— start of DOCUMENT SEGMENT —
Some times and places are very good at producing exceptionally gifted leaders. (Three of the greatest football managers of the 20th century, Bill Shankly, Jock Stein and Matt Busby, all came from the same mining village communities south of Glasgow.) Some are not.

Does it say something about our culture now that it churns out dull organisation men who couldn't inspire a cow to chew grass? Isn't there some kind of connection between the IRFU's decision to give its coach a lucrative new contract before the World Cup that is to test his mettle, and the political culture in which nobody in power has to answer for anything?

The connection, surely, is the smugness that is spawned in a stagnant pool of easy money. We have lost the capacity to connect rewards to results. When the money keeps rolling in for the IRFU and the FAI, nobody has to answer for failure, unless their demise is necessary to protect someone with more power from having to answer for failure. If this sounds familiar, it is because it could be a precise description of government in the last decade, when unprecedented opportunities have been matched by unprecedented unaccountability.

(Micheál Martin made it official by telling us that he was not responsible for what happened in his department.)

Expectation, meanwhile, shapes, not so much what happens on the pitch, as what it means. The Rugby World Cup was a triumph for Georgia because they won one game and performed respectably in the others. San Marino were thrilled when we beat them 2-1, but we were mortified. Conversely, the best fun most Irish sports fans have had this year has been the Cricket World Cup, where Ireland got routinely thumped, but pulled off a surprise victory over Pakistan. Not losing every game was a feat that transported us back to the best days of Irish soccer, in 1988 and 1990, when we were deliriously happy to be at major finals and demented with joy at not disgracing ourselves.

But when expectations rise, we get altitude sickness.
— end of DOCUMENT SEGMENT —
— start of DATA —
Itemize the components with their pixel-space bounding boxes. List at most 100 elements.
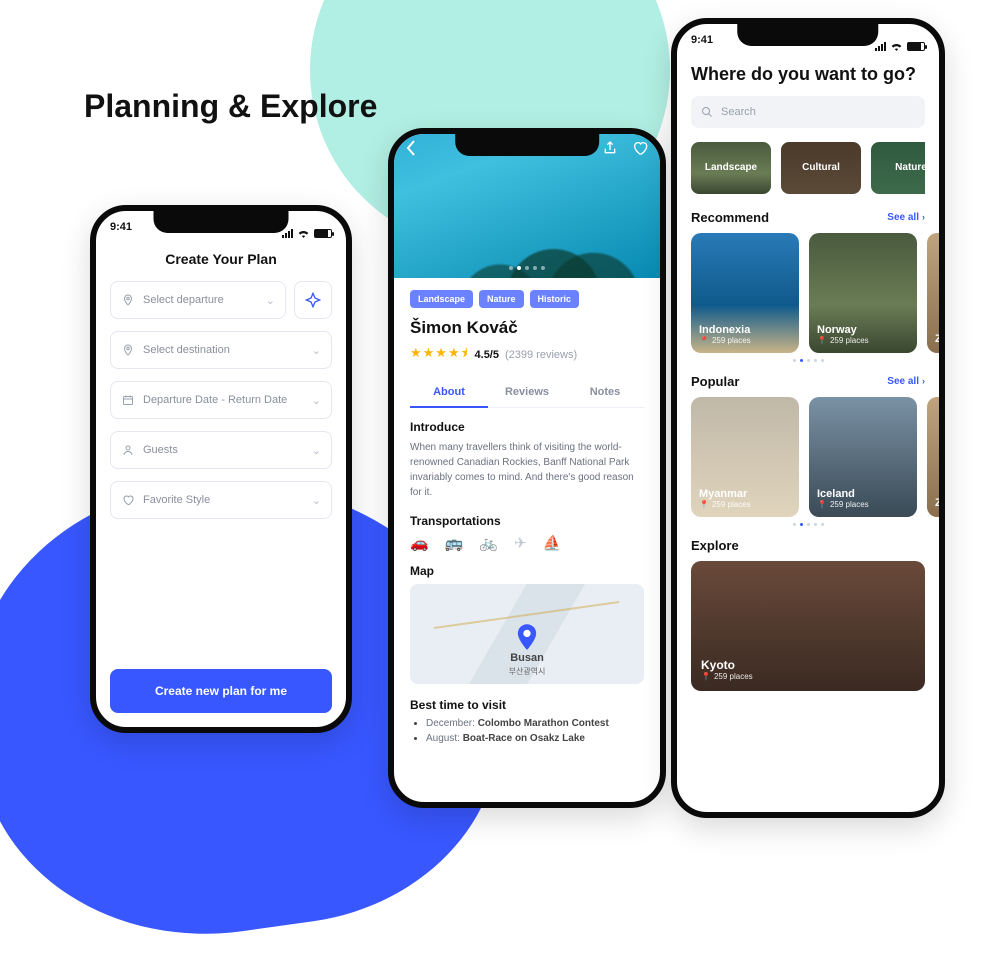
chevron-down-icon: ⌄ <box>266 294 275 307</box>
best-month-0: December: <box>426 718 475 729</box>
pin-icon <box>121 293 135 307</box>
tag-nature[interactable]: Nature <box>479 290 524 308</box>
page-title: Planning & Explore <box>84 88 377 125</box>
map-pin-icon <box>516 624 538 652</box>
chevron-down-icon: ⌄ <box>312 394 321 407</box>
notch <box>455 134 599 156</box>
card-iceland[interactable]: Iceland 📍259 places <box>809 397 917 517</box>
locate-icon <box>305 292 321 308</box>
rating-value: 4.5/5 <box>475 349 499 361</box>
pin-icon: 📍 <box>817 336 827 345</box>
recommend-cards[interactable]: Indonexia 📍259 places Norway 📍259 places… <box>691 233 925 353</box>
style-field[interactable]: Favorite Style ⌄ <box>110 481 332 519</box>
dates-field[interactable]: Departure Date - Return Date ⌄ <box>110 381 332 419</box>
popular-cards[interactable]: Myanmar 📍259 places Iceland 📍259 places … <box>691 397 925 517</box>
person-icon <box>121 444 135 456</box>
recommend-see-all[interactable]: See all› <box>887 212 925 223</box>
phone-explore: 9:41 Where do you want to go? Search Lan… <box>671 18 945 818</box>
heart-icon <box>121 494 135 506</box>
style-placeholder: Favorite Style <box>143 494 210 506</box>
destination-placeholder: Select destination <box>143 344 230 356</box>
category-cultural[interactable]: Cultural <box>781 142 861 194</box>
car-icon[interactable]: 🚗 <box>410 534 429 552</box>
category-landscape[interactable]: Landscape <box>691 142 771 194</box>
trans-heading: Transportations <box>410 514 644 528</box>
chevron-right-icon: › <box>922 212 925 222</box>
popular-heading: Popular <box>691 374 739 389</box>
status-time: 9:41 <box>110 221 132 245</box>
card-peek[interactable]: Z <box>927 397 945 517</box>
chevron-down-icon: ⌄ <box>312 444 321 457</box>
card-indonexia[interactable]: Indonexia 📍259 places <box>691 233 799 353</box>
locate-button[interactable] <box>294 281 332 319</box>
notch <box>154 211 289 233</box>
pin-icon: 📍 <box>817 500 827 509</box>
phone-create-plan: 9:41 Create Your Plan Select departure ⌄ <box>90 205 352 733</box>
bus-icon[interactable]: 🚌 <box>445 534 464 552</box>
map-city: Busan <box>510 652 544 664</box>
favorite-button[interactable] <box>632 140 648 156</box>
card-myanmar[interactable]: Myanmar 📍259 places <box>691 397 799 517</box>
chevron-right-icon: › <box>922 376 925 386</box>
departure-placeholder: Select departure <box>143 294 224 306</box>
intro-heading: Introduce <box>410 420 644 434</box>
plane-icon[interactable]: ✈ <box>514 534 527 552</box>
category-nature[interactable]: Nature <box>871 142 925 194</box>
notch <box>737 24 878 46</box>
chevron-down-icon: ⌄ <box>312 494 321 507</box>
recommend-heading: Recommend <box>691 210 769 225</box>
chevron-down-icon: ⌄ <box>312 344 321 357</box>
transport-row: 🚗 🚌 🚲 ✈ ⛵ <box>410 534 644 552</box>
search-icon <box>701 106 713 118</box>
best-list: December: Colombo Marathon Contest Augus… <box>410 718 644 744</box>
destination-field[interactable]: Select destination ⌄ <box>110 331 332 369</box>
place-name: Šimon Kováč <box>410 318 644 338</box>
share-button[interactable] <box>602 140 618 156</box>
guests-placeholder: Guests <box>143 444 178 456</box>
create-plan-label: Create new plan for me <box>155 684 287 698</box>
wifi-icon <box>890 41 903 51</box>
status-time: 9:41 <box>691 34 713 58</box>
tab-reviews[interactable]: Reviews <box>488 378 566 407</box>
tab-about[interactable]: About <box>410 378 488 408</box>
pin-icon <box>121 343 135 357</box>
back-button[interactable] <box>406 140 416 156</box>
search-placeholder: Search <box>721 106 756 118</box>
create-plan-button[interactable]: Create new plan for me <box>110 669 332 713</box>
best-heading: Best time to visit <box>410 698 644 712</box>
best-month-1: August: <box>426 733 460 744</box>
popular-see-all[interactable]: See all› <box>887 376 925 387</box>
share-icon <box>602 140 618 156</box>
calendar-icon <box>121 394 135 406</box>
map-city-native: 부산광역시 <box>509 666 546 677</box>
map-heading: Map <box>410 564 644 578</box>
wifi-icon <box>297 228 310 238</box>
popular-pager <box>691 523 925 526</box>
bike-icon[interactable]: 🚲 <box>479 534 498 552</box>
explore-section-heading: Explore <box>691 538 739 553</box>
pin-icon: 📍 <box>699 336 709 345</box>
tag-historic[interactable]: Historic <box>530 290 580 308</box>
tag-row: Landscape Nature Historic <box>410 290 644 308</box>
explore-heading: Where do you want to go? <box>691 64 925 86</box>
card-peek[interactable]: Z <box>927 233 945 353</box>
search-input[interactable]: Search <box>691 96 925 128</box>
phone-detail: 9:41 <box>388 128 666 808</box>
departure-field[interactable]: Select departure ⌄ <box>110 281 286 319</box>
card-kyoto[interactable]: Kyoto 📍259 places <box>691 561 925 691</box>
pin-icon: 📍 <box>699 500 709 509</box>
best-event-0: Colombo Marathon Contest <box>478 718 609 729</box>
pin-icon: 📍 <box>701 672 711 681</box>
tabs: About Reviews Notes <box>410 378 644 408</box>
best-event-1: Boat-Race on Osakz Lake <box>463 733 585 744</box>
boat-icon[interactable]: ⛵ <box>543 534 562 552</box>
card-norway[interactable]: Norway 📍259 places <box>809 233 917 353</box>
signal-icon <box>875 42 886 51</box>
tab-notes[interactable]: Notes <box>566 378 644 407</box>
guests-field[interactable]: Guests ⌄ <box>110 431 332 469</box>
tag-landscape[interactable]: Landscape <box>410 290 473 308</box>
dates-placeholder: Departure Date - Return Date <box>143 394 287 406</box>
category-row[interactable]: Landscape Cultural Nature <box>691 142 925 194</box>
battery-icon <box>314 229 332 238</box>
map[interactable]: Busan 부산광역시 <box>410 584 644 684</box>
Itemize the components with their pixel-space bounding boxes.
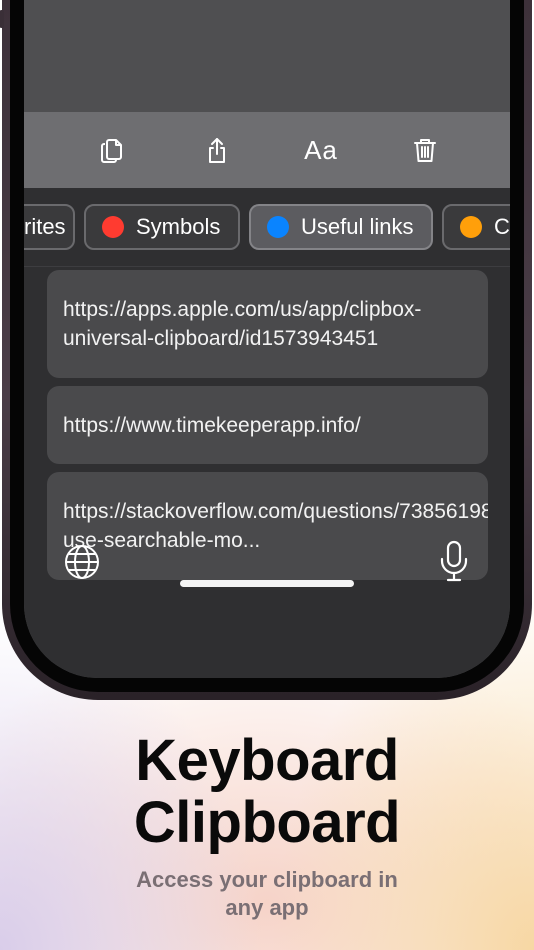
- headline: Keyboard Clipboard: [0, 730, 534, 854]
- blue-dot-icon: [267, 216, 289, 238]
- share-button[interactable]: [194, 127, 240, 173]
- home-indicator: [180, 580, 354, 587]
- clip-item[interactable]: https://apps.apple.com/us/app/clipbox-un…: [47, 270, 488, 378]
- headline-line: Clipboard: [133, 790, 401, 855]
- clip-toolbar: Aa: [24, 112, 510, 188]
- category-chip-favorites[interactable]: rites: [24, 204, 75, 250]
- trash-icon: [414, 139, 436, 162]
- text-format-button[interactable]: Aa: [298, 127, 344, 173]
- divider: [24, 266, 510, 267]
- clip-text: https://apps.apple.com/us/app/clipbox-un…: [63, 298, 422, 350]
- clip-item[interactable]: https://www.timekeeperapp.info/: [47, 386, 488, 464]
- share-icon: [209, 138, 225, 163]
- category-chip-symbols[interactable]: Symbols: [84, 204, 240, 250]
- microphone-icon[interactable]: [438, 540, 470, 582]
- headline-line: Keyboard: [135, 728, 399, 793]
- delete-button[interactable]: [402, 127, 448, 173]
- orange-dot-icon: [460, 216, 482, 238]
- keyboard-extension: rites Symbols Useful links C https://app…: [24, 188, 510, 678]
- text-format-label: Aa: [304, 134, 338, 165]
- category-label: Symbols: [136, 214, 221, 239]
- category-label: C: [494, 214, 510, 239]
- category-label: rites: [24, 214, 66, 239]
- category-chip-useful-links[interactable]: Useful links: [249, 204, 433, 250]
- subhead-line: any app: [225, 895, 309, 920]
- category-bar: rites Symbols Useful links C: [24, 204, 510, 250]
- subheadline: Access your clipboard in any app: [0, 866, 534, 922]
- copy-icon: [101, 139, 122, 163]
- globe-icon[interactable]: [62, 542, 102, 582]
- phone-frame: Aa rites Symbols Useful links C https://…: [0, 0, 532, 700]
- phone-bezel: Aa rites Symbols Useful links C https://…: [10, 0, 524, 692]
- clip-text: https://www.timekeeperapp.info/: [63, 413, 361, 437]
- subhead-line: Access your clipboard in: [136, 867, 398, 892]
- red-dot-icon: [102, 216, 124, 238]
- category-chip-partial[interactable]: C: [442, 204, 510, 250]
- copy-button[interactable]: [90, 127, 136, 173]
- phone-screen: Aa rites Symbols Useful links C https://…: [24, 0, 510, 678]
- side-button: [0, 10, 4, 28]
- category-label: Useful links: [301, 214, 414, 239]
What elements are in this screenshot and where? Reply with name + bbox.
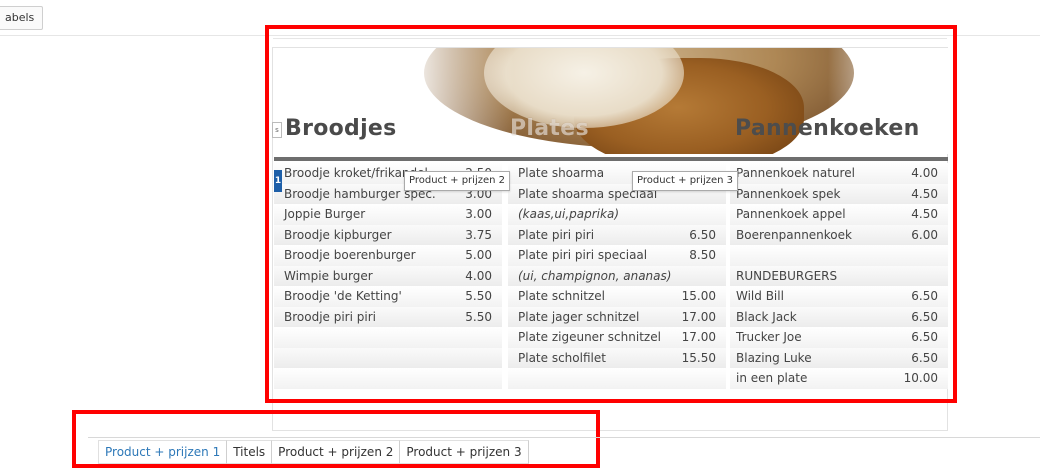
tab-bar: Product + prijzen 1 Titels Product + prijz… <box>98 440 529 464</box>
item-price: 5.00 <box>465 248 492 262</box>
menu-row: Trucker Joe 6.50 <box>730 327 948 348</box>
heading-separator <box>274 157 948 161</box>
heading-pannenkoeken: Pannenkoeken <box>735 116 920 141</box>
item-name: Pannenkoek naturel <box>736 166 855 180</box>
item-price: 17.00 <box>681 309 716 324</box>
menu-row: Plate jager schnitzel 17.00 <box>508 306 726 327</box>
item-price: 6.50 <box>911 350 938 365</box>
item-name: Broodje 'de Ketting' <box>284 289 402 303</box>
menu-row <box>730 245 948 266</box>
item-name: Plate piri piri <box>518 227 595 242</box>
item-name: Joppie Burger <box>284 207 366 221</box>
item-price: 8.50 <box>689 248 716 262</box>
menu-row: Pannenkoek appel 4.50 <box>730 204 948 225</box>
canvas-top-line <box>273 38 947 39</box>
menu-row: Boerenpannenkoek 6.00 <box>730 224 948 245</box>
item-price: 3.75 <box>465 227 492 242</box>
item-price: 5.50 <box>465 309 492 324</box>
menu-row: Plate zigeuner schnitzel 17.00 <box>508 327 726 348</box>
tag-product-prijzen-2[interactable]: Product + prijzen 2 <box>404 171 511 191</box>
item-price: 6.00 <box>911 227 938 242</box>
item-price: 6.50 <box>689 227 716 242</box>
item-name: Pannenkoek spek <box>736 186 841 201</box>
tag-product-prijzen-3[interactable]: Product + prijzen 3 <box>632 171 739 191</box>
menu-row <box>274 347 502 368</box>
item-name: Black Jack <box>736 309 797 324</box>
menu-row: Wimpie burger 4.00 <box>274 265 502 286</box>
menu-row: Pannenkoek naturel 4.00 <box>730 163 948 184</box>
menu-row: Joppie Burger 3.00 <box>274 204 502 225</box>
menu-row: Black Jack 6.50 <box>730 306 948 327</box>
resize-handle[interactable]: s <box>272 122 282 138</box>
menu-row: Broodje kipburger 3.75 <box>274 224 502 245</box>
menu-row <box>508 368 726 389</box>
item-name: Broodje boerenburger <box>284 248 416 262</box>
column-plates: Plate shoarma Plate shoarma speciaal (kaas… <box>508 163 726 389</box>
item-name: Plate jager schnitzel <box>518 309 640 324</box>
tab-product-prijzen-2[interactable]: Product + prijzen 2 <box>272 440 401 464</box>
item-name: Plate shoarma <box>518 166 605 180</box>
item-name: Broodje kipburger <box>284 227 392 242</box>
item-price: 5.50 <box>465 289 492 303</box>
menu-row: Plate scholfilet 15.50 <box>508 347 726 368</box>
item-name: RUNDEBURGERS <box>736 268 838 283</box>
menu-row: Broodje piri piri 5.50 <box>274 306 502 327</box>
labels-button[interactable]: abels <box>0 6 44 30</box>
menu-row <box>274 368 502 389</box>
item-name: Blazing Luke <box>736 350 812 365</box>
menu-row: Plate piri piri speciaal 8.50 <box>508 245 726 266</box>
item-name: (kaas,ui,paprika) <box>518 207 619 221</box>
menu-row <box>274 327 502 348</box>
tab-titels[interactable]: Titels <box>227 440 273 464</box>
item-name: in een plate <box>736 371 808 385</box>
item-name: Trucker Joe <box>736 330 802 344</box>
item-price: 4.50 <box>911 207 938 221</box>
menu-row: RUNDEBURGERS <box>730 265 948 286</box>
item-name: Plate schnitzel <box>518 289 605 303</box>
item-price: 15.00 <box>681 289 716 303</box>
item-price: 6.50 <box>911 330 938 344</box>
menu-row: Plate schnitzel 15.00 <box>508 286 726 307</box>
menu-row: in een plate 10.00 <box>730 368 948 389</box>
item-name: Pannenkoek appel <box>736 207 846 221</box>
item-name: Plate scholfilet <box>518 350 606 365</box>
menu-row: (kaas,ui,paprika) <box>508 204 726 225</box>
item-price: 4.00 <box>911 166 938 180</box>
heading-plates: Plates <box>510 116 589 141</box>
menu-row: (ui, champignon, ananas) <box>508 265 726 286</box>
tabs-divider <box>88 437 1040 438</box>
item-price: 3.00 <box>465 207 492 221</box>
item-price: 6.50 <box>911 289 938 303</box>
menu-row: Pannenkoek spek 4.50 <box>730 183 948 204</box>
item-name: Wimpie burger <box>284 268 373 283</box>
tab-product-prijzen-3[interactable]: Product + prijzen 3 <box>400 440 529 464</box>
heading-broodjes: Broodjes <box>285 116 397 141</box>
menu-row: Broodje boerenburger 5.00 <box>274 245 502 266</box>
item-name: Wild Bill <box>736 289 784 303</box>
item-name: (ui, champignon, ananas) <box>518 268 672 283</box>
item-price: 4.50 <box>911 186 938 201</box>
item-price: 10.00 <box>903 371 938 385</box>
item-price: 15.50 <box>681 350 716 365</box>
column-broodjes: Broodje kroket/frikandel2.50Broodje hamb… <box>274 163 502 389</box>
item-name: Plate zigeuner schnitzel <box>518 330 661 344</box>
tab-product-prijzen-1[interactable]: Product + prijzen 1 <box>98 440 228 464</box>
selection-marker[interactable]: 1 <box>274 170 282 192</box>
column-pannenkoeken: Pannenkoek naturel 4.00 Pannenkoek spek 4.5… <box>730 163 948 389</box>
item-name: Broodje piri piri <box>284 309 376 324</box>
item-price: 4.00 <box>465 268 492 283</box>
menu-row: Plate piri piri 6.50 <box>508 224 726 245</box>
menu-row: Wild Bill 6.50 <box>730 286 948 307</box>
item-price: 6.50 <box>911 309 938 324</box>
item-name: Plate piri piri speciaal <box>518 248 648 262</box>
item-name: Boerenpannenkoek <box>736 227 852 242</box>
menu-row: Broodje 'de Ketting' 5.50 <box>274 286 502 307</box>
top-divider <box>0 35 1040 36</box>
menu-row: Blazing Luke 6.50 <box>730 347 948 368</box>
item-price: 17.00 <box>681 330 716 344</box>
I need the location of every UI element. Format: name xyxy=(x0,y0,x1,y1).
— end of DATA —
■ EXERCISE SET
1. In the piece on Irish sport and accountability, which team did Ireland surprisingly beat at the Cricket World Cup?
2. Extend the piece on Irish sport and accountability with new text that follows on from its final sentence.
You won't need the items for any of this.

■ RESPONSES PER TASK
1. Pakistan

2.
This, too, is a reflection of the wider shift in Irish society. For a long time, our culture was shaped by fatalism, an attitude whose pleasures are often underrated. Fatalism creates a sense of passivity, a tolerance for failure, but it's also a lot of fun since, when you expect nothing but the worst, small mercies seem joyously miraculous.

The pleasant changes of the last 15 years have banished fatalism, but we haven't replaced it with a genuine sense of expectation. We're not comfortable with the notion that we're a First- World wealthy economy with a right to expect first-world healthcare, education, planning and political systems. When we use words like "world-class", it's hubris and bluster, not a serious, concrete aspiration.

So we're promised a "world-class" football manager and get the reserve coach from mighty Walsall. We talk ourselves up as serious contenders to be world champions in rugby and get played off the park by Georgia. We've lost the old feckless, divil-may-care, give-it-a-lash attitude that was rooted in fatalism and that was, I suppose, what constituted our "soul".

This would be fine if we'd replaced it with a serious-minded, methodical notion of goals being set, demands being made and consequences flowing from choices.

What we've got instead though is smugness, a sense of entitlement, the delusion that we have it made - not attitudes that win you much, on or off the field.